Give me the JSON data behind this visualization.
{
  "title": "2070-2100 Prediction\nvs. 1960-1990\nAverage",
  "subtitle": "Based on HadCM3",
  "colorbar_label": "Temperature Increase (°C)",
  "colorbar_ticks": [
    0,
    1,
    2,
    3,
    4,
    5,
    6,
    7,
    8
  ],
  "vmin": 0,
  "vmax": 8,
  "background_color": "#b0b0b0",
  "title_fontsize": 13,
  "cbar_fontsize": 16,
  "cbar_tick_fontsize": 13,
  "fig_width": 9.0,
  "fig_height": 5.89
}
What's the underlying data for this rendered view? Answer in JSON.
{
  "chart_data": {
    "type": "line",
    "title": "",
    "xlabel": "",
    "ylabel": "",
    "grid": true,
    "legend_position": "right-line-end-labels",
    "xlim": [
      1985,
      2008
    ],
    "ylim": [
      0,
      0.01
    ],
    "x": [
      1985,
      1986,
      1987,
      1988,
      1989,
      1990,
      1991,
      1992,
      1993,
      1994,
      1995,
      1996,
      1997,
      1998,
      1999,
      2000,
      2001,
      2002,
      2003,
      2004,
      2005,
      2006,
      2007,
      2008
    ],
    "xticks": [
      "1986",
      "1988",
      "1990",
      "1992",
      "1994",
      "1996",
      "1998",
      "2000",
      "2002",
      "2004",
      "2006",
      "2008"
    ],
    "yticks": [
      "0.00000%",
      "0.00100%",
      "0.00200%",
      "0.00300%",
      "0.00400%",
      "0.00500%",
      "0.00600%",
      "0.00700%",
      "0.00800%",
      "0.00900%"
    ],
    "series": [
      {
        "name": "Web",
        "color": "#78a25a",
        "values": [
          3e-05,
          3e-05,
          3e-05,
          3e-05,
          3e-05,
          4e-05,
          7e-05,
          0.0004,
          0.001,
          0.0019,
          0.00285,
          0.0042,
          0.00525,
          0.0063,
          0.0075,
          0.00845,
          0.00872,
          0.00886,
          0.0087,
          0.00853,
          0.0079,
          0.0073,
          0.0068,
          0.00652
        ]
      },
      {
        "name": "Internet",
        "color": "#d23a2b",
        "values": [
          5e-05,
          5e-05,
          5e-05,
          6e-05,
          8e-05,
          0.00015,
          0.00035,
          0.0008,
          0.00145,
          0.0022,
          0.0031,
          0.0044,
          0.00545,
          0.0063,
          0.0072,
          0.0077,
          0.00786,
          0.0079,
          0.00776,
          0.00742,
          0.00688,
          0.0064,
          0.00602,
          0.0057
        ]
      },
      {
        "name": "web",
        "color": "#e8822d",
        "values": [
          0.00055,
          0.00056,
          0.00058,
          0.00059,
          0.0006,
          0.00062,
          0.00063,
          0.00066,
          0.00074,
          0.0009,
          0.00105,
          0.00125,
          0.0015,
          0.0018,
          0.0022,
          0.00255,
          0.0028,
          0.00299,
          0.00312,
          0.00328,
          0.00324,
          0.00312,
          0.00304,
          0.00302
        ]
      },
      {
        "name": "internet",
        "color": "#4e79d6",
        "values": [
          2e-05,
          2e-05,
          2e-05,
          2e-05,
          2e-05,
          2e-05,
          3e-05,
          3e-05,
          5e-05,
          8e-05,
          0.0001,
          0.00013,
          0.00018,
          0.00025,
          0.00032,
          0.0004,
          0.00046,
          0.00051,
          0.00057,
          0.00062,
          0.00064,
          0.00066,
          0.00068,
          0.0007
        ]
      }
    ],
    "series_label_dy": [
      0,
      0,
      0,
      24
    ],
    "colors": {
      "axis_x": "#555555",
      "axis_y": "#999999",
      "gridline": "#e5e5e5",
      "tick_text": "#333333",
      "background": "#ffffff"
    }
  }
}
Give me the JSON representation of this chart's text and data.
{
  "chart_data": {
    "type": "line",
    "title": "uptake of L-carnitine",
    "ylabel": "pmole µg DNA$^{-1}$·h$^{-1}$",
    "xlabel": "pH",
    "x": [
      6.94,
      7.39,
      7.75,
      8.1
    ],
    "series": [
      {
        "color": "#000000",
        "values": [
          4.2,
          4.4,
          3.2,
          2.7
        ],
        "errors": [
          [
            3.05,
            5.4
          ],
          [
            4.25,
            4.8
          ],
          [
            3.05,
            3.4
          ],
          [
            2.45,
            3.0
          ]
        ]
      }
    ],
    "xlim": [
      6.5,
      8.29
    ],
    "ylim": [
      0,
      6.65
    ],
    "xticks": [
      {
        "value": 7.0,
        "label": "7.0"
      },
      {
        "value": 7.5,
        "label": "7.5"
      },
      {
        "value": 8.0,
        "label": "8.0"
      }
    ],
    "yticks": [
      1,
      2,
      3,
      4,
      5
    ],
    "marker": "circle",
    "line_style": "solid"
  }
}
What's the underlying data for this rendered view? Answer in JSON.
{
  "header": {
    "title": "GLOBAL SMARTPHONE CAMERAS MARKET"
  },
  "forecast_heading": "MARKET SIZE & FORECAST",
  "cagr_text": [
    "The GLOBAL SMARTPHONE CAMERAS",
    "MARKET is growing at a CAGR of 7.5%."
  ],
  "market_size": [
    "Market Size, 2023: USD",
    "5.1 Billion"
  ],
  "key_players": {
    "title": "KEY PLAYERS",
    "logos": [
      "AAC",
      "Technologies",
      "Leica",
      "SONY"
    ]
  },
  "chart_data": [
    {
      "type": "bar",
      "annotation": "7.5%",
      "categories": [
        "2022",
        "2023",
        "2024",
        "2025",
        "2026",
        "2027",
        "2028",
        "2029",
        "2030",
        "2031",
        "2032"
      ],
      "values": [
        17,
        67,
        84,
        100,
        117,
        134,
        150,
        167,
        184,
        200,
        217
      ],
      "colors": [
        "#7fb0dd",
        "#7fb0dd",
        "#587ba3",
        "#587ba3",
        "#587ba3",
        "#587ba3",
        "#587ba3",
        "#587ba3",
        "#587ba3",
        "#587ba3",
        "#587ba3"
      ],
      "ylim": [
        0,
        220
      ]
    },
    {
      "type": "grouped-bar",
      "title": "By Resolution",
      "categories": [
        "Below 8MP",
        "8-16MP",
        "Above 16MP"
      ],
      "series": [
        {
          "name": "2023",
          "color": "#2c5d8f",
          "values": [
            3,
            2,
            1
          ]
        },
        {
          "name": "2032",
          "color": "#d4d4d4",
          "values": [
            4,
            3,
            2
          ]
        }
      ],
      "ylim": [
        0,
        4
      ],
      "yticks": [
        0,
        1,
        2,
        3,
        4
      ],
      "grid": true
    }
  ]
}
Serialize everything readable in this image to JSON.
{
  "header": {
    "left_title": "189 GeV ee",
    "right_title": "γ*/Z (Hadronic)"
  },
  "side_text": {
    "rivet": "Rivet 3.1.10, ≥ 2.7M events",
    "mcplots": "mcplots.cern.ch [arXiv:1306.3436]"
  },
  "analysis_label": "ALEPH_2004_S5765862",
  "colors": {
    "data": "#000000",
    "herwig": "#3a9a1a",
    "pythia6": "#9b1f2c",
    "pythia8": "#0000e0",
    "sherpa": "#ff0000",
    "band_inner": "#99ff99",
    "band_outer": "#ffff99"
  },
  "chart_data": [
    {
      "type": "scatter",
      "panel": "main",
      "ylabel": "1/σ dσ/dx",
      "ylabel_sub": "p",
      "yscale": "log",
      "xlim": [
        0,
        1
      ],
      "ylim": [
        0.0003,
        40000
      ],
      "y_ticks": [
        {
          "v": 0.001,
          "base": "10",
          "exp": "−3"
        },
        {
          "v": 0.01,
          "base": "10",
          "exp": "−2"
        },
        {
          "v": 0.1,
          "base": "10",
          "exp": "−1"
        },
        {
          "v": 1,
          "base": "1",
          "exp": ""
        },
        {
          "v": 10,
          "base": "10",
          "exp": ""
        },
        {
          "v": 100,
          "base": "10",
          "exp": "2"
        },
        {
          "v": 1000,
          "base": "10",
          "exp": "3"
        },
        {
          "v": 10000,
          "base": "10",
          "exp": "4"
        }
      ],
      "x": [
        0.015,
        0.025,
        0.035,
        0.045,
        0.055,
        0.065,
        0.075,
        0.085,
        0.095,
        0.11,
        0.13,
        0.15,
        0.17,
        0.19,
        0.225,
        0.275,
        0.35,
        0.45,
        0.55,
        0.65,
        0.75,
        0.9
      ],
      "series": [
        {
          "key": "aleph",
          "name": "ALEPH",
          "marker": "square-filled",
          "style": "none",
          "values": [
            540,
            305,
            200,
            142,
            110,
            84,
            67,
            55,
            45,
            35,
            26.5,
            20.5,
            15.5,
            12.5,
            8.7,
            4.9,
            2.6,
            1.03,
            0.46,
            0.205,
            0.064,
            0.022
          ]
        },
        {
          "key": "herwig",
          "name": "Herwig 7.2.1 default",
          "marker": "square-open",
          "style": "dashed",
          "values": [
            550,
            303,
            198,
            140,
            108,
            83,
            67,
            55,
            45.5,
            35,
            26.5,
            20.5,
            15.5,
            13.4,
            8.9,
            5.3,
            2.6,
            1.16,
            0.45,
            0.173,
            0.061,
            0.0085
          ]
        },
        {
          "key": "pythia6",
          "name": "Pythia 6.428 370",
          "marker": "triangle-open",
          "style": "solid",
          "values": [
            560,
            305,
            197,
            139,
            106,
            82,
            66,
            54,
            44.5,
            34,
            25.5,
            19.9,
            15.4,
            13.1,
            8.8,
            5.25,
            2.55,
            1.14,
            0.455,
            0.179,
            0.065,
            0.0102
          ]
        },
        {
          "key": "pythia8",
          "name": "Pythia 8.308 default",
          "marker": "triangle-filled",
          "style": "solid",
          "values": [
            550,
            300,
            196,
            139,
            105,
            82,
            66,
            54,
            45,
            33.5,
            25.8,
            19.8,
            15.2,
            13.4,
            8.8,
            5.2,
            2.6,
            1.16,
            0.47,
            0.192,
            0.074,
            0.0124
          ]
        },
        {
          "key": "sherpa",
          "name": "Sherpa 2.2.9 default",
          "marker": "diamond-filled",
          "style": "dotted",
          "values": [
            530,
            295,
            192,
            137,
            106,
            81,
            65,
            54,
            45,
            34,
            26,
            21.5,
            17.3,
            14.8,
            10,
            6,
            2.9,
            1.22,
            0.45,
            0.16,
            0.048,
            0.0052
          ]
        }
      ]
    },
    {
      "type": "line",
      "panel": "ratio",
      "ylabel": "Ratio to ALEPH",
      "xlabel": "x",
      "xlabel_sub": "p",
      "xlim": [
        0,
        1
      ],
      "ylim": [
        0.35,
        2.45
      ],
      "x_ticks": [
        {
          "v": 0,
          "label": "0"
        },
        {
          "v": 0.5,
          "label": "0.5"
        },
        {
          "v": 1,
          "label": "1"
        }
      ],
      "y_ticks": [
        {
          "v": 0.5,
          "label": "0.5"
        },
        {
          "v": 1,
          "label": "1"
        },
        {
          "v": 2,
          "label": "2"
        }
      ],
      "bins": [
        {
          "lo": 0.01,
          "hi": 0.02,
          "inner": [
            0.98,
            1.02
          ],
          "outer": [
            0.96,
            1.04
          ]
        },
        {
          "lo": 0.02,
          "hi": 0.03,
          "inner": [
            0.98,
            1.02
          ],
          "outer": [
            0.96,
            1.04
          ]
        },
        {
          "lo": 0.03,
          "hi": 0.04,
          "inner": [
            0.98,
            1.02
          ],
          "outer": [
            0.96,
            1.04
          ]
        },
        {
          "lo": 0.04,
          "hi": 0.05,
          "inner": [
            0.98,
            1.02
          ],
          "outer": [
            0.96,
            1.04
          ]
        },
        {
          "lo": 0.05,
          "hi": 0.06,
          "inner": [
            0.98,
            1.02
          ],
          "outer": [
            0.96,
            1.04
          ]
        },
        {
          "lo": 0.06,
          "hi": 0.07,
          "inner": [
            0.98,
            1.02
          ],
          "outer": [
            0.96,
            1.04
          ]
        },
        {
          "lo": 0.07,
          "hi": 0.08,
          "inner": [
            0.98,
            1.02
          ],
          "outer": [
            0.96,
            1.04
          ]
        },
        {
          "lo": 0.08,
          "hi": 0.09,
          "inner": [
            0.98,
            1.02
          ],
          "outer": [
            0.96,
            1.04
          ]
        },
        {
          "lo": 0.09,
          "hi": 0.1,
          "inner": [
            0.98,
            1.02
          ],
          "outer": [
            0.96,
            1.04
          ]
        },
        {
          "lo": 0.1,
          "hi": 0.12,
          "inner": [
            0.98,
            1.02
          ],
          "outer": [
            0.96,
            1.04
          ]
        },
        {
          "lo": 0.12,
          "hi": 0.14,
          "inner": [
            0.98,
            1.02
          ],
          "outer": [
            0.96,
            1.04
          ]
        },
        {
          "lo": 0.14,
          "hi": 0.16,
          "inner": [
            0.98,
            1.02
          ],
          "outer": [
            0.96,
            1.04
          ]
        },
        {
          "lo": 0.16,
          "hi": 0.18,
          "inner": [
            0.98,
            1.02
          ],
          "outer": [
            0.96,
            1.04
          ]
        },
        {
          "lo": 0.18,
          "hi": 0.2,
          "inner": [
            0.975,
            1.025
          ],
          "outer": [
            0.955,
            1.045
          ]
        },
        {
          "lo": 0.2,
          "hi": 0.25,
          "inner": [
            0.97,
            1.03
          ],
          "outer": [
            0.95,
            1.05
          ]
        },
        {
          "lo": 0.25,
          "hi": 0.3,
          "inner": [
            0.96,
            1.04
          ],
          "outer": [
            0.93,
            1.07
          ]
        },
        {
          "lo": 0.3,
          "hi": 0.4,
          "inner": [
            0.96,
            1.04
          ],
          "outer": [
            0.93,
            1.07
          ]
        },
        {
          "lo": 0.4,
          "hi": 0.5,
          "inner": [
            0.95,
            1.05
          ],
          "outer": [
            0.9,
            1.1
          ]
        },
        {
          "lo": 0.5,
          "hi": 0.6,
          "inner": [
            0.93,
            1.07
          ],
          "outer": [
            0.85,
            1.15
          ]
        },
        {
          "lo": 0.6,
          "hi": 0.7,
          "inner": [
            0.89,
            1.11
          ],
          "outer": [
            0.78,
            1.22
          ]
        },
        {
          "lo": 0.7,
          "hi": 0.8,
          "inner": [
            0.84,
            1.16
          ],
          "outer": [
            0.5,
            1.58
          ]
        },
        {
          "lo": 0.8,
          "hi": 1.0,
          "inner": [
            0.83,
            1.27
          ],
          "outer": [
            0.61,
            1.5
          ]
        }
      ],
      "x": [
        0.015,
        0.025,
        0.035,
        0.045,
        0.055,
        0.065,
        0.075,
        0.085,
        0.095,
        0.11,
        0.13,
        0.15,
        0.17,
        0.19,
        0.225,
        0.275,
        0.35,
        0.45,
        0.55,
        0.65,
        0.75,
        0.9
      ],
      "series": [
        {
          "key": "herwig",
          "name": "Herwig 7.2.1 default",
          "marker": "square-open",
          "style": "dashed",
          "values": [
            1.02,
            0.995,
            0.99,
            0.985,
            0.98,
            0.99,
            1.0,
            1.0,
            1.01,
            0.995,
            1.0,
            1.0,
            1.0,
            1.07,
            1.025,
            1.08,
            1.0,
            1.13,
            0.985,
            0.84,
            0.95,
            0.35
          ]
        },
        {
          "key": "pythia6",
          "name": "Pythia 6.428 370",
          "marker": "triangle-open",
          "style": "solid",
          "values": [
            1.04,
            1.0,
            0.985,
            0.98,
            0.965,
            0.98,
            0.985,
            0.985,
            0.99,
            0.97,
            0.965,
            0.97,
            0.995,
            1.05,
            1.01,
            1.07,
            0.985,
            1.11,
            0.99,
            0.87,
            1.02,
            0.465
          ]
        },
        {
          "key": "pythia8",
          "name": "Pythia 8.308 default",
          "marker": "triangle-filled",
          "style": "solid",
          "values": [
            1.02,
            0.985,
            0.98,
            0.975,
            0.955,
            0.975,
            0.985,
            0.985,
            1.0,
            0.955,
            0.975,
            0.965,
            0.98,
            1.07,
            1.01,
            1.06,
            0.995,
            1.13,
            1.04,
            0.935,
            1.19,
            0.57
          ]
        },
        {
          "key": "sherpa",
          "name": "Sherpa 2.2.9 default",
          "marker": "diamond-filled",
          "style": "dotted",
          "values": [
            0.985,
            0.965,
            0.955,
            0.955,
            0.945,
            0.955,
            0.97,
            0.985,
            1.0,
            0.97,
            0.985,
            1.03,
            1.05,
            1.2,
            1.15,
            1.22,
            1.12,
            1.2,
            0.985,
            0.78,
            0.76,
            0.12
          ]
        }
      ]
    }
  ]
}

◆ Instructions for the task
From the entries, report each line that includes the word "this".

◆ Correct result
Give me the JSON data behind this visualization.
What's the underlying data for this rendered view? Answer in JSON.
Give me the JSON representation of this chart's text and data.
What's the underlying data for this rendered view? Answer in JSON.
Serialize everything readable in this image to JSON.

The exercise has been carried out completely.